DATA SHOWN »
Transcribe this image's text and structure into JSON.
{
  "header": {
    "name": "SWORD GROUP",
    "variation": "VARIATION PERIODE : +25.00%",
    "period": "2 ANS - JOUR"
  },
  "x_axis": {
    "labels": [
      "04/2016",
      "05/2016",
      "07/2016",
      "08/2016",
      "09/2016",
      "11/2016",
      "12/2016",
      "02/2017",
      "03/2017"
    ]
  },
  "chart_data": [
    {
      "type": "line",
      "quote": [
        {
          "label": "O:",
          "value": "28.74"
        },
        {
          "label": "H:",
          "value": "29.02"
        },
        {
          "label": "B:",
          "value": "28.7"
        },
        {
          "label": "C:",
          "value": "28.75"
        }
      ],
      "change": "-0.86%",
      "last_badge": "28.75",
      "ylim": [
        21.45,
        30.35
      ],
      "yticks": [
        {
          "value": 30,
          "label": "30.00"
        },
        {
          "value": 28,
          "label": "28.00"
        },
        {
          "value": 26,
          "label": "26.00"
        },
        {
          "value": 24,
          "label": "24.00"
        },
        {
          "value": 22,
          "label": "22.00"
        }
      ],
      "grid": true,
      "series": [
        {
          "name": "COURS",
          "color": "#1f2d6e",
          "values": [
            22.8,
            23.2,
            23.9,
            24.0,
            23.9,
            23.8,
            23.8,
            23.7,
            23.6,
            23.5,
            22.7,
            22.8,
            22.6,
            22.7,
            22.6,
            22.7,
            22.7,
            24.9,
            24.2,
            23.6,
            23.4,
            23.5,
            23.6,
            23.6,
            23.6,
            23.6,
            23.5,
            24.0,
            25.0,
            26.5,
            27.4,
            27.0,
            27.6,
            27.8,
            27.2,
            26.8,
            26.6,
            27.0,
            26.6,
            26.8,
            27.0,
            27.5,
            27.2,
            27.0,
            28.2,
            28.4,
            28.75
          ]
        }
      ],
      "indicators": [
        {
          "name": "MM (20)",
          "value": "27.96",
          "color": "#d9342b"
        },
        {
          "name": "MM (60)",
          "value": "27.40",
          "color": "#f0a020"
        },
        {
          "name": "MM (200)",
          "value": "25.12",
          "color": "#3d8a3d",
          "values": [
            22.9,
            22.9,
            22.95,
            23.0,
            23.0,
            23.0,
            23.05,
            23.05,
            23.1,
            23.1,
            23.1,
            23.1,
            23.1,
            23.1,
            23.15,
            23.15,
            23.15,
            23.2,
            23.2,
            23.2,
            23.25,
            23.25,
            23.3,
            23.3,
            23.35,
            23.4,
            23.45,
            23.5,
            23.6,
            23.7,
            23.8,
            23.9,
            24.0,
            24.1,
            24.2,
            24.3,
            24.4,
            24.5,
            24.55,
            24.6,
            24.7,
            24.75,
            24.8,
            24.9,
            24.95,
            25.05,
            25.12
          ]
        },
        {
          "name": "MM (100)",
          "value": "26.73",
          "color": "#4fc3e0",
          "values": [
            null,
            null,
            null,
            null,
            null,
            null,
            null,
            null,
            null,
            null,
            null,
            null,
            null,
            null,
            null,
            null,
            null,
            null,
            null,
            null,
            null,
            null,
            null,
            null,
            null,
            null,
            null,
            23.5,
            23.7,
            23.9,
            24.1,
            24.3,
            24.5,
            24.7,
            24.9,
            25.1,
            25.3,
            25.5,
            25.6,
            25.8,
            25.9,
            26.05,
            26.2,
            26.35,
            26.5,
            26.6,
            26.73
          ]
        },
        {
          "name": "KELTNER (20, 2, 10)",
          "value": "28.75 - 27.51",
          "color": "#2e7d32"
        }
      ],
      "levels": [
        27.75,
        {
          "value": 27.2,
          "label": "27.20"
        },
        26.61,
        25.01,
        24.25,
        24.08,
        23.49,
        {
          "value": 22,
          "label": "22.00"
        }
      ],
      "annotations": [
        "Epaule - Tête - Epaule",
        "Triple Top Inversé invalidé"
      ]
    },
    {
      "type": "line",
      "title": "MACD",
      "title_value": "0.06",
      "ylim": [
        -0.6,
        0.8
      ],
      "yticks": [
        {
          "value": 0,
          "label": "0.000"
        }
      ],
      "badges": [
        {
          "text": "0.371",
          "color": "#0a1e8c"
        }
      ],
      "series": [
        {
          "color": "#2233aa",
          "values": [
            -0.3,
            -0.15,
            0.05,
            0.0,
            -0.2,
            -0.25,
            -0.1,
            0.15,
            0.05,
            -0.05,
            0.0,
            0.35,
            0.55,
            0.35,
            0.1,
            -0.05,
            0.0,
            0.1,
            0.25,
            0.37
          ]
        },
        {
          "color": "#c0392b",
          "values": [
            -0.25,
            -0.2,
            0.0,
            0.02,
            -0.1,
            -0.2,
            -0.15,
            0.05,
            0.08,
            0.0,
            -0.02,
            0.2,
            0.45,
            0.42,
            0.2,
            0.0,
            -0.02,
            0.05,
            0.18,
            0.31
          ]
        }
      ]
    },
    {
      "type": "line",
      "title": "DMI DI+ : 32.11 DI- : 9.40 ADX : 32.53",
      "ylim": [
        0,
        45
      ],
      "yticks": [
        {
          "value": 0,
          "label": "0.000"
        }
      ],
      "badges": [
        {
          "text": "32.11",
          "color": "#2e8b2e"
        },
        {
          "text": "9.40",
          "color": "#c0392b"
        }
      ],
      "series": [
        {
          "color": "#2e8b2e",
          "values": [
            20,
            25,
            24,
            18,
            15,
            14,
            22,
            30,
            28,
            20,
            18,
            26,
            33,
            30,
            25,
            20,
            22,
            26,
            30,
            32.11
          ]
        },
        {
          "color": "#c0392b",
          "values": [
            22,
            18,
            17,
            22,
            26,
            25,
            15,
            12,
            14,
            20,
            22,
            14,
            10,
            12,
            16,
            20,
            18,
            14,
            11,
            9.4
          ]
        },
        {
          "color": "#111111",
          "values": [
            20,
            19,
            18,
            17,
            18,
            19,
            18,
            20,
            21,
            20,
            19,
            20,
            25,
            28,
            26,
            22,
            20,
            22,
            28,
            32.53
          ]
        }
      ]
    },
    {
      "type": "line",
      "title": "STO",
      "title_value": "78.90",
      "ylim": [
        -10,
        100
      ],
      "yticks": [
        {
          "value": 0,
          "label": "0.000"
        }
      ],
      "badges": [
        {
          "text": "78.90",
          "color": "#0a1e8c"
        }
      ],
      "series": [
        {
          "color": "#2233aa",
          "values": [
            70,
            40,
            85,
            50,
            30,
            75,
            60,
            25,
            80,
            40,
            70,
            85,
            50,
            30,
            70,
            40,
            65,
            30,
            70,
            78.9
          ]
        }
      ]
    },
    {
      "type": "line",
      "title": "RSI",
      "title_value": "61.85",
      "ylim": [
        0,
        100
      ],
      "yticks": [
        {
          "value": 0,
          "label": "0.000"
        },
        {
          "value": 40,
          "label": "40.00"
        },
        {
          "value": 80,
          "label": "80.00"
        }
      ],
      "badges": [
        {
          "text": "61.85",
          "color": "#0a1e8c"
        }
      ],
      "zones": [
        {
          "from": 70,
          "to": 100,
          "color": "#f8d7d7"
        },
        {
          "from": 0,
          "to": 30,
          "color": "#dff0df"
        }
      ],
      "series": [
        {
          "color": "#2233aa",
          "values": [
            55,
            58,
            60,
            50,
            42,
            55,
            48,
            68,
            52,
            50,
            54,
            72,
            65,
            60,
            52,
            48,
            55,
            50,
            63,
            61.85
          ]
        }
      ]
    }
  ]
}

STATED PROBLEM »
Go through the listing and print each line exactly as it appears.

WRITTEN ANSWER »
Transcribe this image's text and structure into JSON.
{
  "header": {
    "name": "SWORD GROUP",
    "variation": "VARIATION PERIODE : +25.00%",
    "period": "2 ANS - JOUR"
  },
  "x_axis": {
    "labels": [
      "04/2016",
      "05/2016",
      "07/2016",
      "08/2016",
      "09/2016",
      "11/2016",
      "12/2016",
      "02/2017",
      "03/2017"
    ]
  },
  "chart_data": [
    {
      "type": "line",
      "quote": [
        {
          "label": "O:",
          "value": "28.74"
        },
        {
          "label": "H:",
          "value": "29.02"
        },
        {
          "label": "B:",
          "value": "28.7"
        },
        {
          "label": "C:",
          "value": "28.75"
        }
      ],
      "change": "-0.86%",
      "last_badge": "28.75",
      "ylim": [
        21.45,
        30.35
      ],
      "yticks": [
        {
          "value": 30,
          "label": "30.00"
        },
        {
          "value": 28,
          "label": "28.00"
        },
        {
          "value": 26,
          "label": "26.00"
        },
        {
          "value": 24,
          "label": "24.00"
        },
        {
          "value": 22,
          "label": "22.00"
        }
      ],
      "grid": true,
      "series": [
        {
          "name": "COURS",
          "color": "#1f2d6e",
          "values": [
            22.8,
            23.2,
            23.9,
            24.0,
            23.9,
            23.8,
            23.8,
            23.7,
            23.6,
            23.5,
            22.7,
            22.8,
            22.6,
            22.7,
            22.6,
            22.7,
            22.7,
            24.9,
            24.2,
            23.6,
            23.4,
            23.5,
            23.6,
            23.6,
            23.6,
            23.6,
            23.5,
            24.0,
            25.0,
            26.5,
            27.4,
            27.0,
            27.6,
            27.8,
            27.2,
            26.8,
            26.6,
            27.0,
            26.6,
            26.8,
            27.0,
            27.5,
            27.2,
            27.0,
            28.2,
            28.4,
            28.75
          ]
        }
      ],
      "indicators": [
        {
          "name": "MM (20)",
          "value": "27.96",
          "color": "#d9342b"
        },
        {
          "name": "MM (60)",
          "value": "27.40",
          "color": "#f0a020"
        },
        {
          "name": "MM (200)",
          "value": "25.12",
          "color": "#3d8a3d",
          "values": [
            22.9,
            22.9,
            22.95,
            23.0,
            23.0,
            23.0,
            23.05,
            23.05,
            23.1,
            23.1,
            23.1,
            23.1,
            23.1,
            23.1,
            23.15,
            23.15,
            23.15,
            23.2,
            23.2,
            23.2,
            23.25,
            23.25,
            23.3,
            23.3,
            23.35,
            23.4,
            23.45,
            23.5,
            23.6,
            23.7,
            23.8,
            23.9,
            24.0,
            24.1,
            24.2,
            24.3,
            24.4,
            24.5,
            24.55,
            24.6,
            24.7,
            24.75,
            24.8,
            24.9,
            24.95,
            25.05,
            25.12
          ]
        },
        {
          "name": "MM (100)",
          "value": "26.73",
          "color": "#4fc3e0",
          "values": [
            null,
            null,
            null,
            null,
            null,
            null,
            null,
            null,
            null,
            null,
            null,
            null,
            null,
            null,
            null,
            null,
            null,
            null,
            null,
            null,
            null,
            null,
            null,
            null,
            null,
            null,
            null,
            23.5,
            23.7,
            23.9,
            24.1,
            24.3,
            24.5,
            24.7,
            24.9,
            25.1,
            25.3,
            25.5,
            25.6,
            25.8,
            25.9,
            26.05,
            26.2,
            26.35,
            26.5,
            26.6,
            26.73
          ]
        },
        {
          "name": "KELTNER (20, 2, 10)",
          "value": "28.75 - 27.51",
          "color": "#2e7d32"
        }
      ],
      "levels": [
        27.75,
        {
          "value": 27.2,
          "label": "27.20"
        },
        26.61,
        25.01,
        24.25,
        24.08,
        23.49,
        {
          "value": 22,
          "label": "22.00"
        }
      ],
      "annotations": [
        "Epaule - Tête - Epaule",
        "Triple Top Inversé invalidé"
      ]
    },
    {
      "type": "line",
      "title": "MACD",
      "title_value": "0.06",
      "ylim": [
        -0.6,
        0.8
      ],
      "yticks": [
        {
          "value": 0,
          "label": "0.000"
        }
      ],
      "badges": [
        {
          "text": "0.371",
          "color": "#0a1e8c"
        }
      ],
      "series": [
        {
          "color": "#2233aa",
          "values": [
            -0.3,
            -0.15,
            0.05,
            0.0,
            -0.2,
            -0.25,
            -0.1,
            0.15,
            0.05,
            -0.05,
            0.0,
            0.35,
            0.55,
            0.35,
            0.1,
            -0.05,
            0.0,
            0.1,
            0.25,
            0.37
          ]
        },
        {
          "color": "#c0392b",
          "values": [
            -0.25,
            -0.2,
            0.0,
            0.02,
            -0.1,
            -0.2,
            -0.15,
            0.05,
            0.08,
            0.0,
            -0.02,
            0.2,
            0.45,
            0.42,
            0.2,
            0.0,
            -0.02,
            0.05,
            0.18,
            0.31
          ]
        }
      ]
    },
    {
      "type": "line",
      "title": "DMI DI+ : 32.11 DI- : 9.40 ADX : 32.53",
      "ylim": [
        0,
        45
      ],
      "yticks": [
        {
          "value": 0,
          "label": "0.000"
        }
      ],
      "badges": [
        {
          "text": "32.11",
          "color": "#2e8b2e"
        },
        {
          "text": "9.40",
          "color": "#c0392b"
        }
      ],
      "series": [
        {
          "color": "#2e8b2e",
          "values": [
            20,
            25,
            24,
            18,
            15,
            14,
            22,
            30,
            28,
            20,
            18,
            26,
            33,
            30,
            25,
            20,
            22,
            26,
            30,
            32.11
          ]
        },
        {
          "color": "#c0392b",
          "values": [
            22,
            18,
            17,
            22,
            26,
            25,
            15,
            12,
            14,
            20,
            22,
            14,
            10,
            12,
            16,
            20,
            18,
            14,
            11,
            9.4
          ]
        },
        {
          "color": "#111111",
          "values": [
            20,
            19,
            18,
            17,
            18,
            19,
            18,
            20,
            21,
            20,
            19,
            20,
            25,
            28,
            26,
            22,
            20,
            22,
            28,
            32.53
          ]
        }
      ]
    },
    {
      "type": "line",
      "title": "STO",
      "title_value": "78.90",
      "ylim": [
        -10,
        100
      ],
      "yticks": [
        {
          "value": 0,
          "label": "0.000"
        }
      ],
      "badges": [
        {
          "text": "78.90",
          "color": "#0a1e8c"
        }
      ],
      "series": [
        {
          "color": "#2233aa",
          "values": [
            70,
            40,
            85,
            50,
            30,
            75,
            60,
            25,
            80,
            40,
            70,
            85,
            50,
            30,
            70,
            40,
            65,
            30,
            70,
            78.9
          ]
        }
      ]
    },
    {
      "type": "line",
      "title": "RSI",
      "title_value": "61.85",
      "ylim": [
        0,
        100
      ],
      "yticks": [
        {
          "value": 0,
          "label": "0.000"
        },
        {
          "value": 40,
          "label": "40.00"
        },
        {
          "value": 80,
          "label": "80.00"
        }
      ],
      "badges": [
        {
          "text": "61.85",
          "color": "#0a1e8c"
        }
      ],
      "zones": [
        {
          "from": 70,
          "to": 100,
          "color": "#f8d7d7"
        },
        {
          "from": 0,
          "to": 30,
          "color": "#dff0df"
        }
      ],
      "series": [
        {
          "color": "#2233aa",
          "values": [
            55,
            58,
            60,
            50,
            42,
            55,
            48,
            68,
            52,
            50,
            54,
            72,
            65,
            60,
            52,
            48,
            55,
            50,
            63,
            61.85
          ]
        }
      ]
    }
  ]
}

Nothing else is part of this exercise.